__Problem description__
From the data that follows, copy every line holding the string "this".
==*==
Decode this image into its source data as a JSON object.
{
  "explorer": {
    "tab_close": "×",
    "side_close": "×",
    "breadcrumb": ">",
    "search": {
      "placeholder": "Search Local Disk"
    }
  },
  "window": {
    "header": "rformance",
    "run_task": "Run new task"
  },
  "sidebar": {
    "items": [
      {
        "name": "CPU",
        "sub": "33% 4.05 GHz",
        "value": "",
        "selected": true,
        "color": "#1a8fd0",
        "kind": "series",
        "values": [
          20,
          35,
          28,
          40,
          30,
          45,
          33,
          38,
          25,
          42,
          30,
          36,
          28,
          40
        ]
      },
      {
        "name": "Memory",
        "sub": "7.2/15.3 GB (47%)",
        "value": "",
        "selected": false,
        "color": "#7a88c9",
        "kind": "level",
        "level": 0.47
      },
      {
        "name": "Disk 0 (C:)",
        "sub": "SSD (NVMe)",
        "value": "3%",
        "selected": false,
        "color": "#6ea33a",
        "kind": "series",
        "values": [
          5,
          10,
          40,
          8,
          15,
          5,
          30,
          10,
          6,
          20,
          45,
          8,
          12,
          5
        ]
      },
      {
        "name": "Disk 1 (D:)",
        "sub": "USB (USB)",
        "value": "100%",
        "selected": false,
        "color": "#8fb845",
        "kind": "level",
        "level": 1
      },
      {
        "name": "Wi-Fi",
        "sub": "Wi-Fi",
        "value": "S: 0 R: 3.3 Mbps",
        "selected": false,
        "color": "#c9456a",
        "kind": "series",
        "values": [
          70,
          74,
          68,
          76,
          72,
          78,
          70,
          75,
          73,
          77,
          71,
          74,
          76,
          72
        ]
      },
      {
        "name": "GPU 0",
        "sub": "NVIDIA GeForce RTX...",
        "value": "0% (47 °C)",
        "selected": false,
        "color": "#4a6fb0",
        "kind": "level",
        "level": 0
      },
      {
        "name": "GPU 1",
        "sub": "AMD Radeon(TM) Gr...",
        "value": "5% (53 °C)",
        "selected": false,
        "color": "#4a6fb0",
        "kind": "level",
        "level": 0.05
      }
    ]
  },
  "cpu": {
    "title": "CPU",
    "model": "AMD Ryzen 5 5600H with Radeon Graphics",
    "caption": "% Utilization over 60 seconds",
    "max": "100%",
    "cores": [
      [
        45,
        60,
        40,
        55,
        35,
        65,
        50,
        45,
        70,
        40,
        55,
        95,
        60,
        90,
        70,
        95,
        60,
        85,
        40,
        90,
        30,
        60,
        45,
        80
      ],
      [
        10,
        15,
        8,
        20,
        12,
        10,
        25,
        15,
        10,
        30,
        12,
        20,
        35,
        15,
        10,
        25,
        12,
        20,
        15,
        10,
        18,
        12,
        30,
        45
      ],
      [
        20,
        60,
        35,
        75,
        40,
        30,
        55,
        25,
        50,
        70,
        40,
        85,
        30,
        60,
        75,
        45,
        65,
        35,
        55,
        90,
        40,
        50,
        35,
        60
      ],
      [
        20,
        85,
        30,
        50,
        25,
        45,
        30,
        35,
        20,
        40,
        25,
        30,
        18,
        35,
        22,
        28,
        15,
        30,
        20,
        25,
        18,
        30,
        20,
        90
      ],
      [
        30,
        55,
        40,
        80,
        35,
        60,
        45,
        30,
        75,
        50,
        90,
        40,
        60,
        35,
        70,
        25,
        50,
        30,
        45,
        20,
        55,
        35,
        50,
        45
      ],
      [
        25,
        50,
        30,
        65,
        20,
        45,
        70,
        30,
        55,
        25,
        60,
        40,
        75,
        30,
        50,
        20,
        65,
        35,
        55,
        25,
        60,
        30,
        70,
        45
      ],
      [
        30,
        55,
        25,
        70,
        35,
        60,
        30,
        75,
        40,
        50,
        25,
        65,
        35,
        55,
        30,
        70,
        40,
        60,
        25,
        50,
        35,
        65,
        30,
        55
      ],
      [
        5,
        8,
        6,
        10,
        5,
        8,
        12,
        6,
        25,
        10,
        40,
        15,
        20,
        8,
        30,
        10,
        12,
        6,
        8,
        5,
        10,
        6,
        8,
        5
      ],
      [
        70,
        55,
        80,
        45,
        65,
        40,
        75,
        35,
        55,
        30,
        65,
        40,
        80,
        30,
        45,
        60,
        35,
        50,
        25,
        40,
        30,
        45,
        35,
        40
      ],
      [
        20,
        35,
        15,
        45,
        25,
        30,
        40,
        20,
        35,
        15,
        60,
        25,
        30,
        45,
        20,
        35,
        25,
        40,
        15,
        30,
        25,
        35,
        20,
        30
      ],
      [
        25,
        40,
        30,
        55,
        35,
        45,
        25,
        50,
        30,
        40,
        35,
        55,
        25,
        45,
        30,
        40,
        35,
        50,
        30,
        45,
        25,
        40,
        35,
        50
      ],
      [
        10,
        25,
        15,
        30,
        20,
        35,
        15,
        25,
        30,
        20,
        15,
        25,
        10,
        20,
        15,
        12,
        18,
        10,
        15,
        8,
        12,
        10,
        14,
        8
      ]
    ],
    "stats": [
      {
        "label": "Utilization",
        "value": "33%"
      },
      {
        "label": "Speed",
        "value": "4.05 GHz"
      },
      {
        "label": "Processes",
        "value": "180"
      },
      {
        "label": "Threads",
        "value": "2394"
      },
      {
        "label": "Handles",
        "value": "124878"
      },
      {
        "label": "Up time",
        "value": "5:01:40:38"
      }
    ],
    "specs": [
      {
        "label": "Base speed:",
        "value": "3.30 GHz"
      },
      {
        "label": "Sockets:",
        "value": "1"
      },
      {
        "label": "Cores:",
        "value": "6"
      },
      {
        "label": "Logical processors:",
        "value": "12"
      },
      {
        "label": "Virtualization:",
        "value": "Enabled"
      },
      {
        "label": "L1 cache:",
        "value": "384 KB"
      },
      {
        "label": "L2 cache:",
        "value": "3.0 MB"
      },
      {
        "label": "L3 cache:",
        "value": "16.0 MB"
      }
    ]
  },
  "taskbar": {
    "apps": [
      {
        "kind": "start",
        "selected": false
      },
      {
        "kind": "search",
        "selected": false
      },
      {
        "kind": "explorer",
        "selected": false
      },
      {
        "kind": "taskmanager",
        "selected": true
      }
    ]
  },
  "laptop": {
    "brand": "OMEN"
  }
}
==*==
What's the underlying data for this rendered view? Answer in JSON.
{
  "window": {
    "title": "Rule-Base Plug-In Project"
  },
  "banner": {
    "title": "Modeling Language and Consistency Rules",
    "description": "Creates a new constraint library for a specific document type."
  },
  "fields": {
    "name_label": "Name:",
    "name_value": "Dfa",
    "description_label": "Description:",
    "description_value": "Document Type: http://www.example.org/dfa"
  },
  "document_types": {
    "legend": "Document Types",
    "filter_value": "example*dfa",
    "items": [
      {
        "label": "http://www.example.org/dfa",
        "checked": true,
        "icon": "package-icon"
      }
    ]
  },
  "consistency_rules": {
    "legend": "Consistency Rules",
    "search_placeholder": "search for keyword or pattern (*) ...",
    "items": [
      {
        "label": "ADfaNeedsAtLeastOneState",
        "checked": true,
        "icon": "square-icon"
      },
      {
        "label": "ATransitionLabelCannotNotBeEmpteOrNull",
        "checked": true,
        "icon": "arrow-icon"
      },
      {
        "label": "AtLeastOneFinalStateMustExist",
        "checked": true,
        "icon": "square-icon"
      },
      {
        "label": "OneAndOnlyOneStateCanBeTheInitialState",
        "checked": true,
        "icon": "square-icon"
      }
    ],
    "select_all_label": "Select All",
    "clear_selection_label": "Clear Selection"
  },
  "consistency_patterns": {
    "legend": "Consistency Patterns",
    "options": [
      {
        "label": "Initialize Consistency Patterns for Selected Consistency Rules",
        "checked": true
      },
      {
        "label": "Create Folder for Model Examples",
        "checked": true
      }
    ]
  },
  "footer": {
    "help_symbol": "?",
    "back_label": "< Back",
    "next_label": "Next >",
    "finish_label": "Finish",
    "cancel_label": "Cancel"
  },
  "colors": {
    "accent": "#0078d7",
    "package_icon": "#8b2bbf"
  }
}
==*==
__Response__
Decode this image into its source data as a JSON object.
What's the underlying data for this rendered view? Answer in JSON.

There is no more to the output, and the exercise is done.